━━ MATERIAL PROVIDED ━━

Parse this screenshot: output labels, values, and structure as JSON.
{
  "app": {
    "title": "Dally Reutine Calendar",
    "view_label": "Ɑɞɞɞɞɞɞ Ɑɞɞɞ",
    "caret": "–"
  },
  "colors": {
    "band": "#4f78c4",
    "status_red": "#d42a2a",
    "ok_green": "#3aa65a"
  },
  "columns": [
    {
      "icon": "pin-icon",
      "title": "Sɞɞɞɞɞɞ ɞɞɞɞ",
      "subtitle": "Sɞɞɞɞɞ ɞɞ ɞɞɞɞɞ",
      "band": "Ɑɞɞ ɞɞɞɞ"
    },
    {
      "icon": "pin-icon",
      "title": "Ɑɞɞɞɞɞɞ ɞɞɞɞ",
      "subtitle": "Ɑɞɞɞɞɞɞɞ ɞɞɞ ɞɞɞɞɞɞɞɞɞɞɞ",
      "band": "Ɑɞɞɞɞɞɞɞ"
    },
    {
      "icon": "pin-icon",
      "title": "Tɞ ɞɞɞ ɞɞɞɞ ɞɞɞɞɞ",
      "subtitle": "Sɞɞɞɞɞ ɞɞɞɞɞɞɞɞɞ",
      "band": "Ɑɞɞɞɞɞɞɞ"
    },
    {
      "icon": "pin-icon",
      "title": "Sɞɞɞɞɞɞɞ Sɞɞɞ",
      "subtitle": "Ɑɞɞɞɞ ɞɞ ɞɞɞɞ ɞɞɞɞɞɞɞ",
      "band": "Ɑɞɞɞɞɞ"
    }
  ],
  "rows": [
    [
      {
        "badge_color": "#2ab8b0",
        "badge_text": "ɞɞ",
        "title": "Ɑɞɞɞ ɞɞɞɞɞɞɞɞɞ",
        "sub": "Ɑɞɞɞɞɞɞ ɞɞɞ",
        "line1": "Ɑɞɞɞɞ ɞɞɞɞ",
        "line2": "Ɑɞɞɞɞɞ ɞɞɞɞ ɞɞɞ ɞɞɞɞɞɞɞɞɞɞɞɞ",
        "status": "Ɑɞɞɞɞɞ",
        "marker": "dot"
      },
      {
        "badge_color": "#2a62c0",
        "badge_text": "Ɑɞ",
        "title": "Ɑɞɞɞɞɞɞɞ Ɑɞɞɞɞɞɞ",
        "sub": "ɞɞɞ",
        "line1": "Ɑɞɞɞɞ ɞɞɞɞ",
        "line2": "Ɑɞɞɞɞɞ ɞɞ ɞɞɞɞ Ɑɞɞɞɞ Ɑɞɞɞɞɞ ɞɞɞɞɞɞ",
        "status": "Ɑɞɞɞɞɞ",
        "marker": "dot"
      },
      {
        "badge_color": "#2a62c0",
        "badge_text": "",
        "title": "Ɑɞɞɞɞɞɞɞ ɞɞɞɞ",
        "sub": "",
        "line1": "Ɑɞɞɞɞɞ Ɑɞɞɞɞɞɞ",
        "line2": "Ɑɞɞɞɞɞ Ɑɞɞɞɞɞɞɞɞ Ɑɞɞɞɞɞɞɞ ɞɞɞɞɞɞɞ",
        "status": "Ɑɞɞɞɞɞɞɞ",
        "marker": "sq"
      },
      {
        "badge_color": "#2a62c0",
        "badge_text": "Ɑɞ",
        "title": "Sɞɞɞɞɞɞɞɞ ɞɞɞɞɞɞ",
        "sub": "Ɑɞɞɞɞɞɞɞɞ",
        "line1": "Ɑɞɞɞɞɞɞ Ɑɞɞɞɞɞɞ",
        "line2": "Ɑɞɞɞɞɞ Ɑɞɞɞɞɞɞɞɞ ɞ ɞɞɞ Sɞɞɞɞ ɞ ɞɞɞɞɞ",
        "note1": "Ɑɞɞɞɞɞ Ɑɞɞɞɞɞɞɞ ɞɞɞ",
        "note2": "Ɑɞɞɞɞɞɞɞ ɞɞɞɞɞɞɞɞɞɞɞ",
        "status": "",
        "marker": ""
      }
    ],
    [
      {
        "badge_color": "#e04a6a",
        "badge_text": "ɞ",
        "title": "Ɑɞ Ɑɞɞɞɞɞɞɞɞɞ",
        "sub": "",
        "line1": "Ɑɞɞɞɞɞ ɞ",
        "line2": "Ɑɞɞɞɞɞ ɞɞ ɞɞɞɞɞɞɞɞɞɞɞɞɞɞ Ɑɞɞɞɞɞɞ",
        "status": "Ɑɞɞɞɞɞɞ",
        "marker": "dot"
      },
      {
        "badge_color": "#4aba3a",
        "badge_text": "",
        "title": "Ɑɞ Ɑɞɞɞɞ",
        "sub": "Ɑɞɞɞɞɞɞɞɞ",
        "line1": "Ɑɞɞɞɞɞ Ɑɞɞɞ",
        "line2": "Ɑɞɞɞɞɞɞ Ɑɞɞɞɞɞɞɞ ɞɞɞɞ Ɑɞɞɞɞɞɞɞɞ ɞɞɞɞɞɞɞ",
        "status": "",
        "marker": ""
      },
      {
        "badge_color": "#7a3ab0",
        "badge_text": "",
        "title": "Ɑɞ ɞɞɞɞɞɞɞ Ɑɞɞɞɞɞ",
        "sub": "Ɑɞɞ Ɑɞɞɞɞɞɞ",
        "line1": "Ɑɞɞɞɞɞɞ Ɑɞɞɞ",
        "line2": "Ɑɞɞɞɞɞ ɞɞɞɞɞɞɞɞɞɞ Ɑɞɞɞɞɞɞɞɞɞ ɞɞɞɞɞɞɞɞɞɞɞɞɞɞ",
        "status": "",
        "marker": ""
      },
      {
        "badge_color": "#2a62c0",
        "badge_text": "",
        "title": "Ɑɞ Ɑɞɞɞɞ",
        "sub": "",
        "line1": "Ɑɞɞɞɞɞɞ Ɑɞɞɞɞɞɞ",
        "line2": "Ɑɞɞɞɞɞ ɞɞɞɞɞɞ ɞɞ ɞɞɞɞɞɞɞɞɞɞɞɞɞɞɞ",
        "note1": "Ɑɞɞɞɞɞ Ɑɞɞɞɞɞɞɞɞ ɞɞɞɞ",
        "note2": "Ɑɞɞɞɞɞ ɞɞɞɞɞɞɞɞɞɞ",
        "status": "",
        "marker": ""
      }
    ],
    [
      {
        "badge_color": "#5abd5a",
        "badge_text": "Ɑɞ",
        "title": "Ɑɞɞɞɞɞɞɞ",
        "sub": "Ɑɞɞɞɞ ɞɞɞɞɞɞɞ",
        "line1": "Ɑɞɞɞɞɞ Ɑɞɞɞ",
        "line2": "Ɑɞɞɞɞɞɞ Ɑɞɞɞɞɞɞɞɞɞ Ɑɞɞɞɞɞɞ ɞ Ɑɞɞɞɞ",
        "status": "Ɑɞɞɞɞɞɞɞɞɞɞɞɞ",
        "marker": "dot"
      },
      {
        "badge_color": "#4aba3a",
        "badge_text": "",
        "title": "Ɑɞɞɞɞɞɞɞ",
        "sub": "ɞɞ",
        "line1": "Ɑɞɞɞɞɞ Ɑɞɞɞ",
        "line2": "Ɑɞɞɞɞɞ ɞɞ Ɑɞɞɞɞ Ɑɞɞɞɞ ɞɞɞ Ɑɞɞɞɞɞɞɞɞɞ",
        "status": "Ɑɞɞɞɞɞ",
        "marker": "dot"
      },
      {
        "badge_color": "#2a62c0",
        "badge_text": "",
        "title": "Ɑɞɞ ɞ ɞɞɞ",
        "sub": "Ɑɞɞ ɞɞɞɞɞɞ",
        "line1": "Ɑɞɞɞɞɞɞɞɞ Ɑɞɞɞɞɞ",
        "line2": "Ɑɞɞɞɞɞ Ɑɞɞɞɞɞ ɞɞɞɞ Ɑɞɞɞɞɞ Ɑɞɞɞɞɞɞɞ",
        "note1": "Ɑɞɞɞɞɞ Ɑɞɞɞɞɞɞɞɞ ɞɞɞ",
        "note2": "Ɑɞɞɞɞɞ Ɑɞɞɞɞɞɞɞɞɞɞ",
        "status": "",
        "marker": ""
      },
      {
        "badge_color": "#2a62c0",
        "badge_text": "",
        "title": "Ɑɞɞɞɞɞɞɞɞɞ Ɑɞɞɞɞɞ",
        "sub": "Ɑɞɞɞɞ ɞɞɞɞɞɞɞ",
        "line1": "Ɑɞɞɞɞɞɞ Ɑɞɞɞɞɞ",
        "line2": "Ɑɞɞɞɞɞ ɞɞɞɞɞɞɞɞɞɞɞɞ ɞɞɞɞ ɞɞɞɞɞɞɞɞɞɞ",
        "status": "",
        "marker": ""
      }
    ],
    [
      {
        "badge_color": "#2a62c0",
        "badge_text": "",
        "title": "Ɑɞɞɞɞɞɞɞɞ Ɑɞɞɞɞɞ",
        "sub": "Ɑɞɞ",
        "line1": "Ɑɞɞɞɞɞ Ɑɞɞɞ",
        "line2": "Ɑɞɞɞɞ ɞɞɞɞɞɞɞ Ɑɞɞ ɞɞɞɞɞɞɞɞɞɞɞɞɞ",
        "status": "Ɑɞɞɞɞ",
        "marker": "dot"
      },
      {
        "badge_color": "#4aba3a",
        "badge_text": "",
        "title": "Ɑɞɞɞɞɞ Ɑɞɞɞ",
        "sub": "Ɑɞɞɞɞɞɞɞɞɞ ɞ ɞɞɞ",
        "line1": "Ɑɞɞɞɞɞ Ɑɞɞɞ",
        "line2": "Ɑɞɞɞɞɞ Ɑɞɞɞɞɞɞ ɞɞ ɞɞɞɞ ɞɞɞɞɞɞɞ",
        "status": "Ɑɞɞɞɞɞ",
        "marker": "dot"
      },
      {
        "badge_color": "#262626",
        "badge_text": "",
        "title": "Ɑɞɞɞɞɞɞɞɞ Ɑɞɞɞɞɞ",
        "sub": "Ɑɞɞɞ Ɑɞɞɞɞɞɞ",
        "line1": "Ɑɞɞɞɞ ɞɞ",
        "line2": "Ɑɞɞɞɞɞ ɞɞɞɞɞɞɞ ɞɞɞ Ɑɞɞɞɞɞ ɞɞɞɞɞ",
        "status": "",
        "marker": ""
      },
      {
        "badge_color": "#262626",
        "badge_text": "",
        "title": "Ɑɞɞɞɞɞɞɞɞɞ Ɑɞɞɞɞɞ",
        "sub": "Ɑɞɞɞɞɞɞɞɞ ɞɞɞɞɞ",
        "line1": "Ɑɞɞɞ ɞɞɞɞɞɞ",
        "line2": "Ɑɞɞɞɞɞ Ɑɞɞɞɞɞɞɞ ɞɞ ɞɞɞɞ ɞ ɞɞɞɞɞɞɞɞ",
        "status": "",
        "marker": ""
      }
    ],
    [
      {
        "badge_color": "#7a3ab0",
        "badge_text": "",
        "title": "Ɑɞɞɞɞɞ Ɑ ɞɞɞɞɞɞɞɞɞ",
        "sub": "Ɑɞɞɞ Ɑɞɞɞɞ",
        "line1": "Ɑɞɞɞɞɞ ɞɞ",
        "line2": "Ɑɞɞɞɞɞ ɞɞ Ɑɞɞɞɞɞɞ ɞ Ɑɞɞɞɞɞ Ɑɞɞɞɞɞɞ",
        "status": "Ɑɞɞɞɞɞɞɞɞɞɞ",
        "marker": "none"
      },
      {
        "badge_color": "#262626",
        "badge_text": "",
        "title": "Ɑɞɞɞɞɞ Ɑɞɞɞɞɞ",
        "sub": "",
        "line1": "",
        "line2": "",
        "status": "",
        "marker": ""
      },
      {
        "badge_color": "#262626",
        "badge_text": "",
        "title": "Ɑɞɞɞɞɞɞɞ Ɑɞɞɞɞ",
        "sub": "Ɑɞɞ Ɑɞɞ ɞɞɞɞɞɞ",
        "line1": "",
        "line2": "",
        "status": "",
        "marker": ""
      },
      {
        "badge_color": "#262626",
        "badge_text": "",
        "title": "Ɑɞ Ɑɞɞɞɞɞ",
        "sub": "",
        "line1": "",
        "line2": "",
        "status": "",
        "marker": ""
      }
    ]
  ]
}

━━━
━━ MATERIAL PROVIDED ━━

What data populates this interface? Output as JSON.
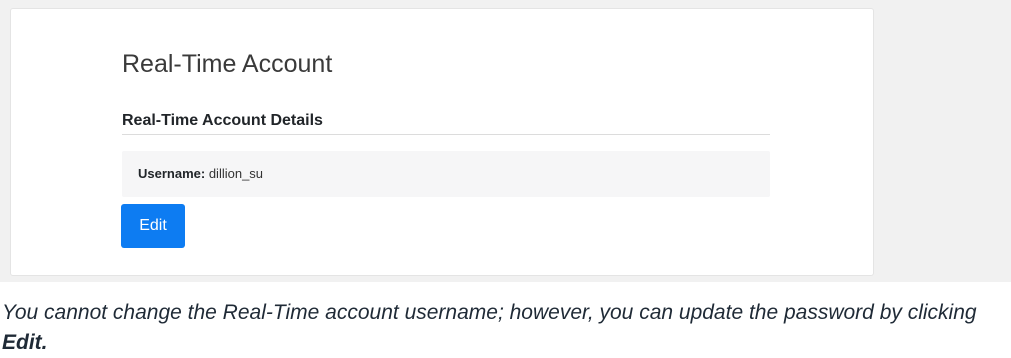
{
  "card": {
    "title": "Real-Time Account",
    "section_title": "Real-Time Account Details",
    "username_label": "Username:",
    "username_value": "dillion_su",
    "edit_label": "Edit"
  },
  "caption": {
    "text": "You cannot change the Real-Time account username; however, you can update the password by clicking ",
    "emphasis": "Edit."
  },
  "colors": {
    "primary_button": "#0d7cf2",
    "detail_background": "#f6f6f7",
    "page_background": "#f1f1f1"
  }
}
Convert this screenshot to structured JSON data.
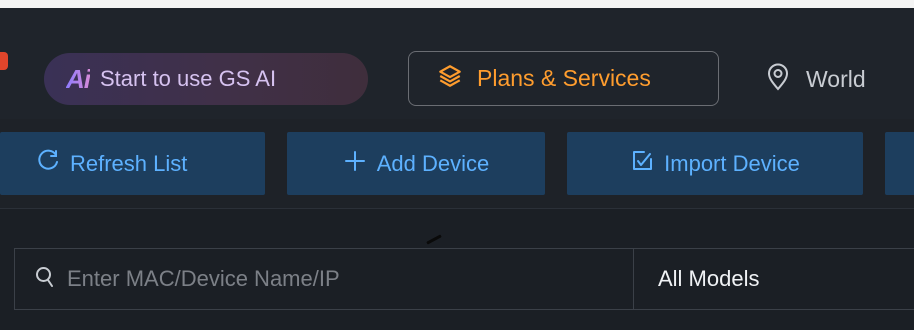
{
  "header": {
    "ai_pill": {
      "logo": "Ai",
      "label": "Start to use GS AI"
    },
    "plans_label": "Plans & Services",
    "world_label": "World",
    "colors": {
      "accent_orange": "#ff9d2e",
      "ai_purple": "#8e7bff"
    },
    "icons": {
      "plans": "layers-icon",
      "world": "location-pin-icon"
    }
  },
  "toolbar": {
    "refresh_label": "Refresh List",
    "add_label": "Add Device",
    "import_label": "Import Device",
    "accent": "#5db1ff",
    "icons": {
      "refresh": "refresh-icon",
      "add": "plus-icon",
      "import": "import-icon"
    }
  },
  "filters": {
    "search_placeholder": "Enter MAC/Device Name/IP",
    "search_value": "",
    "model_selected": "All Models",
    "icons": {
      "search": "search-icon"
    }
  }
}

━━━

**GOAL OF THE EXERCISE:** Filter the entries and copy out every line with the word "data".

**EXERCISE OUTPUT:**
What data populates this interface? Output as JSON.
Convert this screenshot to structured JSON data.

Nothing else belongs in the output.